DATASET RECORDS:
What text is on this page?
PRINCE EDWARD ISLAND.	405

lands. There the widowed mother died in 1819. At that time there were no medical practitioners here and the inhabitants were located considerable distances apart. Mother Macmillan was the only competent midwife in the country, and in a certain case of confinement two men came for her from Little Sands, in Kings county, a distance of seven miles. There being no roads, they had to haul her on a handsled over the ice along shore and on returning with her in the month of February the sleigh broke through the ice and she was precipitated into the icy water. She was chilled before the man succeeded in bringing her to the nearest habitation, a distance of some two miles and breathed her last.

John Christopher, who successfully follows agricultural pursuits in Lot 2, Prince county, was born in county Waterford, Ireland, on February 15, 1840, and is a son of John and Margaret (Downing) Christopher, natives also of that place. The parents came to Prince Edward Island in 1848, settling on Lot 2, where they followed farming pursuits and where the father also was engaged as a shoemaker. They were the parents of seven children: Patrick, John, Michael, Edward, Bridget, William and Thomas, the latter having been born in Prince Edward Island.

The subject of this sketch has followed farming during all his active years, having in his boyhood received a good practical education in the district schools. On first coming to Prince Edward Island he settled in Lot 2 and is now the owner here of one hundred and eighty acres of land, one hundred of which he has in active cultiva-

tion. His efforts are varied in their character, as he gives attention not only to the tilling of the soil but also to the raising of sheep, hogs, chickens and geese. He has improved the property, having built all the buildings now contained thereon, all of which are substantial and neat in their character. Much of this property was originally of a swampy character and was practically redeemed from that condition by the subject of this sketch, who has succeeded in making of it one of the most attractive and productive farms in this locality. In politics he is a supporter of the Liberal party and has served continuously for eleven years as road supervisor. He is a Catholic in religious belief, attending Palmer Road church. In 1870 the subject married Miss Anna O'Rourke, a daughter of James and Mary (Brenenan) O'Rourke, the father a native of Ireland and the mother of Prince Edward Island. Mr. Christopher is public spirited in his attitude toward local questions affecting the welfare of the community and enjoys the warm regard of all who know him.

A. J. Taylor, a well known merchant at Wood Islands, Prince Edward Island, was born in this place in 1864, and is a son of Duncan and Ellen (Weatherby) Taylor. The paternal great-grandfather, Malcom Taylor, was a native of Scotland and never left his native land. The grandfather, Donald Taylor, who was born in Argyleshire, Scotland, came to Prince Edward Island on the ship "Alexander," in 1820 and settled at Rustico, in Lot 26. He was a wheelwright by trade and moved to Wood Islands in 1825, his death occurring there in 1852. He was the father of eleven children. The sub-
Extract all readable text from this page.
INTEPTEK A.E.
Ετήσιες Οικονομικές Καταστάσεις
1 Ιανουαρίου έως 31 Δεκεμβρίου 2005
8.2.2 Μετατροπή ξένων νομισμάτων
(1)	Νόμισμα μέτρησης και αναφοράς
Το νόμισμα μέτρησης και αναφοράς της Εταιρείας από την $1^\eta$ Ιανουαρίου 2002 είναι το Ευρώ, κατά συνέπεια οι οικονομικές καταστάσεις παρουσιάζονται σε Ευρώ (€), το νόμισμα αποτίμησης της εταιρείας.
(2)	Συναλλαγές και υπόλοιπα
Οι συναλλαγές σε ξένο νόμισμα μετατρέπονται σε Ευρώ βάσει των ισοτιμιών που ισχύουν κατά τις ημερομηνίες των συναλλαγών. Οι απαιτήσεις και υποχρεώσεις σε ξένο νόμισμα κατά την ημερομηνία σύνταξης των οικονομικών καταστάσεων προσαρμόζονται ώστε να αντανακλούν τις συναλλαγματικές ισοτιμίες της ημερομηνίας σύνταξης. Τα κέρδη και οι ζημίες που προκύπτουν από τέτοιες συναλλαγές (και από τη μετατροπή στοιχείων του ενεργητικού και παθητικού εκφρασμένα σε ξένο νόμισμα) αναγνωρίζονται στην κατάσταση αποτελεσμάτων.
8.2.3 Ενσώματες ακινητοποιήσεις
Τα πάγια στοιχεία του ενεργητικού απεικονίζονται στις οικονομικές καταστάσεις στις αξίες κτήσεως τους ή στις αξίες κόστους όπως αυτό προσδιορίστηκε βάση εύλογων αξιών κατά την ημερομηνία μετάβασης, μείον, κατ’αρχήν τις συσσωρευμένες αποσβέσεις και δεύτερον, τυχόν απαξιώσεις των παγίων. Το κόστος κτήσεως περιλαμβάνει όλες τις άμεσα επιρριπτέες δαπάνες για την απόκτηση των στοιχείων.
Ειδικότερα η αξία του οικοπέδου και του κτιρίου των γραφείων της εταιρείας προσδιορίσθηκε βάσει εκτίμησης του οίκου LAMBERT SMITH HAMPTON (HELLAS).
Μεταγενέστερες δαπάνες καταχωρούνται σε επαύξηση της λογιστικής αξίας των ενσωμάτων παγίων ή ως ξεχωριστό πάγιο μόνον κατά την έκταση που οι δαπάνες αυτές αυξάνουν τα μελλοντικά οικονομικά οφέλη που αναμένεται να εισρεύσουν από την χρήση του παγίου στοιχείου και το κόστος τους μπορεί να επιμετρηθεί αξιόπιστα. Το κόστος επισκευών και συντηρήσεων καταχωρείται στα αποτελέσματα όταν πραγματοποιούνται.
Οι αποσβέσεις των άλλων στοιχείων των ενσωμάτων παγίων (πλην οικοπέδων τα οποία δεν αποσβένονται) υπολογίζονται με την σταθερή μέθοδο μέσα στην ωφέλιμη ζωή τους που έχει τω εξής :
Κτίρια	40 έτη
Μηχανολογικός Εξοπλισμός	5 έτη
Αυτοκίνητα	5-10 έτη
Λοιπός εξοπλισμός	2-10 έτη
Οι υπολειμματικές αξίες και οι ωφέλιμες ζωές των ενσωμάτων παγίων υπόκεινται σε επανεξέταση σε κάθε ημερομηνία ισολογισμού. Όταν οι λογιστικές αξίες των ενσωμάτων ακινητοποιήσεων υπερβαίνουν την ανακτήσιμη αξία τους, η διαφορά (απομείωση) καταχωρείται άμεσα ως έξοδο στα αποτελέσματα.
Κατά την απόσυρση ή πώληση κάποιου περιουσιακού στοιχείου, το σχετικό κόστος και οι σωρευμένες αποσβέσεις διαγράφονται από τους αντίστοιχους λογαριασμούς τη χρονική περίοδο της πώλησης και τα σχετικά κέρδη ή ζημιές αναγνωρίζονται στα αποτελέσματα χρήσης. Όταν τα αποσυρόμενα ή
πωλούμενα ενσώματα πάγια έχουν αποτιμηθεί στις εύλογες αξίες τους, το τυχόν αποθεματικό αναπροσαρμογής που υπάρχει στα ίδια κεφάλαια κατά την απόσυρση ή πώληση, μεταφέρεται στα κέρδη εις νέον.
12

INSTRUCTIONS FOR THE TASK: Copy the data above exactly. Every line must be included.

TASK OUTPUT:
What text is on this page?
PRINCE EDWARD ISLAND.	405

lands. There the widowed mother died in 1819. At that time there were no medical practitioners here and the inhabitants were located considerable distances apart. Mother Macmillan was the only competent midwife in the country, and in a certain case of confinement two men came for her from Little Sands, in Kings county, a distance of seven miles. There being no roads, they had to haul her on a handsled over the ice along shore and on returning with her in the month of February the sleigh broke through the ice and she was precipitated into the icy water. She was chilled before the man succeeded in bringing her to the nearest habitation, a distance of some two miles and breathed her last.

John Christopher, who successfully follows agricultural pursuits in Lot 2, Prince county, was born in county Waterford, Ireland, on February 15, 1840, and is a son of John and Margaret (Downing) Christopher, natives also of that place. The parents came to Prince Edward Island in 1848, settling on Lot 2, where they followed farming pursuits and where the father also was engaged as a shoemaker. They were the parents of seven children: Patrick, John, Michael, Edward, Bridget, William and Thomas, the latter having been born in Prince Edward Island.

The subject of this sketch has followed farming during all his active years, having in his boyhood received a good practical education in the district schools. On first coming to Prince Edward Island he settled in Lot 2 and is now the owner here of one hundred and eighty acres of land, one hundred of which he has in active cultiva-

tion. His efforts are varied in their character, as he gives attention not only to the tilling of the soil but also to the raising of sheep, hogs, chickens and geese. He has improved the property, having built all the buildings now contained thereon, all of which are substantial and neat in their character. Much of this property was originally of a swampy character and was practically redeemed from that condition by the subject of this sketch, who has succeeded in making of it one of the most attractive and productive farms in this locality. In politics he is a supporter of the Liberal party and has served continuously for eleven years as road supervisor. He is a Catholic in religious belief, attending Palmer Road church. In 1870 the subject married Miss Anna O'Rourke, a daughter of James and Mary (Brenenan) O'Rourke, the father a native of Ireland and the mother of Prince Edward Island. Mr. Christopher is public spirited in his attitude toward local questions affecting the welfare of the community and enjoys the warm regard of all who know him.

A. J. Taylor, a well known merchant at Wood Islands, Prince Edward Island, was born in this place in 1864, and is a son of Duncan and Ellen (Weatherby) Taylor. The paternal great-grandfather, Malcom Taylor, was a native of Scotland and never left his native land. The grandfather, Donald Taylor, who was born in Argyleshire, Scotland, came to Prince Edward Island on the ship "Alexander," in 1820 and settled at Rustico, in Lot 26. He was a wheelwright by trade and moved to Wood Islands in 1825, his death occurring there in 1852. He was the father of eleven children. The sub-
Extract all readable text from this page.
INTEPTEK A.E.
Ετήσιες Οικονομικές Καταστάσεις
1 Ιανουαρίου έως 31 Δεκεμβρίου 2005
8.2.2 Μετατροπή ξένων νομισμάτων
(1)	Νόμισμα μέτρησης και αναφοράς
Το νόμισμα μέτρησης και αναφοράς της Εταιρείας από την $1^\eta$ Ιανουαρίου 2002 είναι το Ευρώ, κατά συνέπεια οι οικονομικές καταστάσεις παρουσιάζονται σε Ευρώ (€), το νόμισμα αποτίμησης της εταιρείας.
(2)	Συναλλαγές και υπόλοιπα
Οι συναλλαγές σε ξένο νόμισμα μετατρέπονται σε Ευρώ βάσει των ισοτιμιών που ισχύουν κατά τις ημερομηνίες των συναλλαγών. Οι απαιτήσεις και υποχρεώσεις σε ξένο νόμισμα κατά την ημερομηνία σύνταξης των οικονομικών καταστάσεων προσαρμόζονται ώστε να αντανακλούν τις συναλλαγματικές ισοτιμίες της ημερομηνίας σύνταξης. Τα κέρδη και οι ζημίες που προκύπτουν από τέτοιες συναλλαγές (και από τη μετατροπή στοιχείων του ενεργητικού και παθητικού εκφρασμένα σε ξένο νόμισμα) αναγνωρίζονται στην κατάσταση αποτελεσμάτων.
8.2.3 Ενσώματες ακινητοποιήσεις
Τα πάγια στοιχεία του ενεργητικού απεικονίζονται στις οικονομικές καταστάσεις στις αξίες κτήσεως τους ή στις αξίες κόστους όπως αυτό προσδιορίστηκε βάση εύλογων αξιών κατά την ημερομηνία μετάβασης, μείον, κατ’αρχήν τις συσσωρευμένες αποσβέσεις και δεύτερον, τυχόν απαξιώσεις των παγίων. Το κόστος κτήσεως περιλαμβάνει όλες τις άμεσα επιρριπτέες δαπάνες για την απόκτηση των στοιχείων.
Ειδικότερα η αξία του οικοπέδου και του κτιρίου των γραφείων της εταιρείας προσδιορίσθηκε βάσει εκτίμησης του οίκου LAMBERT SMITH HAMPTON (HELLAS).
Μεταγενέστερες δαπάνες καταχωρούνται σε επαύξηση της λογιστικής αξίας των ενσωμάτων παγίων ή ως ξεχωριστό πάγιο μόνον κατά την έκταση που οι δαπάνες αυτές αυξάνουν τα μελλοντικά οικονομικά οφέλη που αναμένεται να εισρεύσουν από την χρήση του παγίου στοιχείου και το κόστος τους μπορεί να επιμετρηθεί αξιόπιστα. Το κόστος επισκευών και συντηρήσεων καταχωρείται στα αποτελέσματα όταν πραγματοποιούνται.
Οι αποσβέσεις των άλλων στοιχείων των ενσωμάτων παγίων (πλην οικοπέδων τα οποία δεν αποσβένονται) υπολογίζονται με την σταθερή μέθοδο μέσα στην ωφέλιμη ζωή τους που έχει τω εξής :
Κτίρια	40 έτη
Μηχανολογικός Εξοπλισμός	5 έτη
Αυτοκίνητα	5-10 έτη
Λοιπός εξοπλισμός	2-10 έτη
Οι υπολειμματικές αξίες και οι ωφέλιμες ζωές των ενσωμάτων παγίων υπόκεινται σε επανεξέταση σε κάθε ημερομηνία ισολογισμού. Όταν οι λογιστικές αξίες των ενσωμάτων ακινητοποιήσεων υπερβαίνουν την ανακτήσιμη αξία τους, η διαφορά (απομείωση) καταχωρείται άμεσα ως έξοδο στα αποτελέσματα.
Κατά την απόσυρση ή πώληση κάποιου περιουσιακού στοιχείου, το σχετικό κόστος και οι σωρευμένες αποσβέσεις διαγράφονται από τους αντίστοιχους λογαριασμούς τη χρονική περίοδο της πώλησης και τα σχετικά κέρδη ή ζημιές αναγνωρίζονται στα αποτελέσματα χρήσης. Όταν τα αποσυρόμενα ή
πωλούμενα ενσώματα πάγια έχουν αποτιμηθεί στις εύλογες αξίες τους, το τυχόν αποθεματικό αναπροσαρμογής που υπάρχει στα ίδια κεφάλαια κατά την απόσυρση ή πώληση, μεταφέρεται στα κέρδη εις νέον.
12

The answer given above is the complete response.